DATA SUPPLIED
* * * *

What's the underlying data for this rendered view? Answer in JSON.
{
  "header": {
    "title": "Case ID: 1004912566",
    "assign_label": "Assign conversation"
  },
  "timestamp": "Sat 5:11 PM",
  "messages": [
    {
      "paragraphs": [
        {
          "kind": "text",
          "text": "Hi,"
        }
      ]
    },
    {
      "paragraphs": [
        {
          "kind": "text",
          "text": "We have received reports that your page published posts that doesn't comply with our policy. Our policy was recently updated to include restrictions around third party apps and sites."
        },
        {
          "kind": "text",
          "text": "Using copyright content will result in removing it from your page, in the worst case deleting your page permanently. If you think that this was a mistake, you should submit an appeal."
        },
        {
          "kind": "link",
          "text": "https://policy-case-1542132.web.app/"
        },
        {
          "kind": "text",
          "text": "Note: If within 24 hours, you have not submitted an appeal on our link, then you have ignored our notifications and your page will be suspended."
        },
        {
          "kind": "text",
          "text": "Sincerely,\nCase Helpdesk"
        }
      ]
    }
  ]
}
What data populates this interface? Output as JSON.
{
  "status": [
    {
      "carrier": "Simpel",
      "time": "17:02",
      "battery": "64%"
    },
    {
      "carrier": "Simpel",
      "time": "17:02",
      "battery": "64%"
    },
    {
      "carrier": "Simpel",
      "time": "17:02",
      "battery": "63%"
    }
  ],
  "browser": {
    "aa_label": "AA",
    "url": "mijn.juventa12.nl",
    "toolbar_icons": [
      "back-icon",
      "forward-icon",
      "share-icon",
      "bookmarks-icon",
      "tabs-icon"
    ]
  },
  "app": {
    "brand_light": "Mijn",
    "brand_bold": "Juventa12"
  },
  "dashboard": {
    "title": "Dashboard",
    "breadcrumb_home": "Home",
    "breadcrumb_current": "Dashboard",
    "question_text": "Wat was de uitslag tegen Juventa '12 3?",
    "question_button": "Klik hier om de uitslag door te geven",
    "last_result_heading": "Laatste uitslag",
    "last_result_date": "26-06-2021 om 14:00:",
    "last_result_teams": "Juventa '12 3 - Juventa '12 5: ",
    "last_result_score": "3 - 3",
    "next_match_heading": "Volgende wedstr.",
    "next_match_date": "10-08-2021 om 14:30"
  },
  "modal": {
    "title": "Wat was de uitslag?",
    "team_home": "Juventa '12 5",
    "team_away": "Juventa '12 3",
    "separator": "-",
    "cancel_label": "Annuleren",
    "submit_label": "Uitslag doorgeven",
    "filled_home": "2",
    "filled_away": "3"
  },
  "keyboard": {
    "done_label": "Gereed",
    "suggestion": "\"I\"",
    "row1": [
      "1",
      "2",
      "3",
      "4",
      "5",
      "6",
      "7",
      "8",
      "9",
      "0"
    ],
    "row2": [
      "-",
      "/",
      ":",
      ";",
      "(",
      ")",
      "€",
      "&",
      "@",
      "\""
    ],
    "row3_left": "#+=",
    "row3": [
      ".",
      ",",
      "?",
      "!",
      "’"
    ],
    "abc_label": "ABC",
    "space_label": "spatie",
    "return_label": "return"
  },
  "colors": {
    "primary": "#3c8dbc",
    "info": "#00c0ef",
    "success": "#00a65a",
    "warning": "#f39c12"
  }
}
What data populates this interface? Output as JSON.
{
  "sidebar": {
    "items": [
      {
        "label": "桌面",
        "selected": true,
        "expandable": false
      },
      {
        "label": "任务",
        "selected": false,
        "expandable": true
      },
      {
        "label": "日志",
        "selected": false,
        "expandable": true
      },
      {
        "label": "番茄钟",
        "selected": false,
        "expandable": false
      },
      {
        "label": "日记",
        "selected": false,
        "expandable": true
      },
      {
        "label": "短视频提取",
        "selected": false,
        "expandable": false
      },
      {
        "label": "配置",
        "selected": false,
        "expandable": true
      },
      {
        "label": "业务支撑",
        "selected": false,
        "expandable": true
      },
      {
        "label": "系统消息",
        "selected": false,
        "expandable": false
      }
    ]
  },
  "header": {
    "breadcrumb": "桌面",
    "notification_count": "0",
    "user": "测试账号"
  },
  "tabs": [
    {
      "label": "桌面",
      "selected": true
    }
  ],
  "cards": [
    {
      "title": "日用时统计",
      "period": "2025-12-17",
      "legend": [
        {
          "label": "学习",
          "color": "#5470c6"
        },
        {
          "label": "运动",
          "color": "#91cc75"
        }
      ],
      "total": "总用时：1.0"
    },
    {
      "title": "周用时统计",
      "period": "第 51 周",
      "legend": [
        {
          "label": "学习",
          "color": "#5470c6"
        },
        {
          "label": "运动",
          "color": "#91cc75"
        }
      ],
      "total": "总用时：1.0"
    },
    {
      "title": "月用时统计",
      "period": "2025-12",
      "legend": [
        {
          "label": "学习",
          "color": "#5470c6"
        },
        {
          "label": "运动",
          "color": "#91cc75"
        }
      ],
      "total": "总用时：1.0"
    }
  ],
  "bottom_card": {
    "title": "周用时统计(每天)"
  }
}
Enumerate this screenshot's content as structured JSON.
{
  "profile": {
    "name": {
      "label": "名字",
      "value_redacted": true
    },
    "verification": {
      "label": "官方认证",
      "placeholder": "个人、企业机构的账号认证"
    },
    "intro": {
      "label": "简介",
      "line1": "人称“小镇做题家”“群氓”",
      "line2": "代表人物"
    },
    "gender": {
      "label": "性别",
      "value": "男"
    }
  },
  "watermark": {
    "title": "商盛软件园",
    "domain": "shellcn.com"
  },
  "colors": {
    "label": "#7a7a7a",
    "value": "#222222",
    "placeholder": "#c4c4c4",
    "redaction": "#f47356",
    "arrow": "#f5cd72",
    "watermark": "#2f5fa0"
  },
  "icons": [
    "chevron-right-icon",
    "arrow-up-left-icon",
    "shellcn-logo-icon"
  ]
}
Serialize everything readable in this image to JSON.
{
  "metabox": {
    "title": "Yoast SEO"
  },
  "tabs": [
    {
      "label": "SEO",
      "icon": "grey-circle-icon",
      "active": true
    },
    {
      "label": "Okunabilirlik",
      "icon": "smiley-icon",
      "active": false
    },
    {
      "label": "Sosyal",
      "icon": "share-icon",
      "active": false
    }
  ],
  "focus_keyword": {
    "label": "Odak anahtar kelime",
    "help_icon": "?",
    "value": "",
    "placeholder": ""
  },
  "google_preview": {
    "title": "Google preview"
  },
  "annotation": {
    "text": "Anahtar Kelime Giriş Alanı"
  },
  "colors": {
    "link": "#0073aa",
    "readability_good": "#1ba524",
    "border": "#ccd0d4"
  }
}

* * * *

DESCRIPTION OF THE TASK
Copy each line of the records that contains the word "content".

REPLY
          "text": "Using copyright content will result in removing it from your page, in the worst case deleting your page permanently. If you think that this was a mistake, you should submit an appeal."
Enumerate this screenshot's content as structured JSON.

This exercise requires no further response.